Write the lines below as a JSON list of strings, one string per line, skipping blank lines. Omit the pictures from your answer.
[begin Material]
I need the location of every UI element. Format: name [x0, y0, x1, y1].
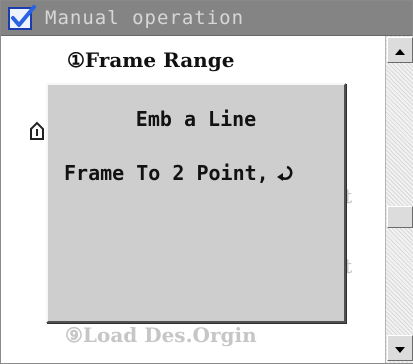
menu-item-frame-range[interactable]: ①Frame Range — [67, 48, 234, 72]
manual-operation-window: Manual operation ①Frame Range t t ⑨Load … — [0, 0, 413, 364]
checkbox-icon — [5, 2, 39, 34]
title-bar: Manual operation — [1, 1, 412, 36]
message-dialog: Emb a Line Frame To 2 Point, — [46, 83, 346, 323]
scroll-down-button[interactable] — [387, 335, 413, 361]
cursor-icon — [28, 120, 46, 146]
dialog-message-row: Frame To 2 Point, — [64, 161, 295, 185]
arrow-down-icon — [394, 339, 406, 358]
arrow-up-icon — [394, 41, 406, 60]
menu-item-load-des-origin[interactable]: ⑨Load Des.Orgin — [65, 323, 257, 347]
dialog-title: Emb a Line — [135, 107, 257, 131]
dialog-message: Frame To 2 Point, — [64, 161, 269, 185]
enter-icon — [273, 163, 295, 183]
scroll-thumb[interactable] — [387, 206, 413, 228]
window-title: Manual operation — [45, 7, 245, 29]
vertical-scrollbar[interactable] — [385, 36, 413, 363]
scroll-up-button[interactable] — [387, 37, 413, 63]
[end Material]
**Solution for this task:**
[
  "I need the location of every UI element. Format: name [x0, y0, x1, y1].",
  "menu-item-frame-range[interactable]: ①Frame Range — [67, 48, 234, 72]",
  "manual-operation-window: Manual operation ①Frame Range t t ⑨Load … — [0, 0, 413, 364]",
  "checkbox-icon — [5, 2, 39, 34]",
  "title-bar: Manual operation — [1, 1, 412, 36]",
  "message-dialog: Emb a Line Frame To 2 Point, — [46, 83, 346, 323]",
  "scroll-down-button[interactable] — [387, 335, 413, 361]",
  "cursor-icon — [28, 120, 46, 146]",
  "dialog-message-row: Frame To 2 Point, — [64, 161, 295, 185]",
  "arrow-down-icon — [394, 339, 406, 358]",
  "arrow-up-icon — [394, 41, 406, 60]",
  "menu-item-load-des-origin[interactable]: ⑨Load Des.Orgin — [65, 323, 257, 347]",
  "dialog-title: Emb a Line — [135, 107, 257, 131]",
  "dialog-message: Frame To 2 Point, — [64, 161, 269, 185]",
  "enter-icon — [273, 163, 295, 183]",
  "scroll-thumb[interactable] — [387, 206, 413, 228]",
  "window-title: Manual operation — [45, 7, 245, 29]",
  "vertical-scrollbar[interactable] — [385, 36, 413, 363]",
  "scroll-up-button[interactable] — [387, 37, 413, 63]"
]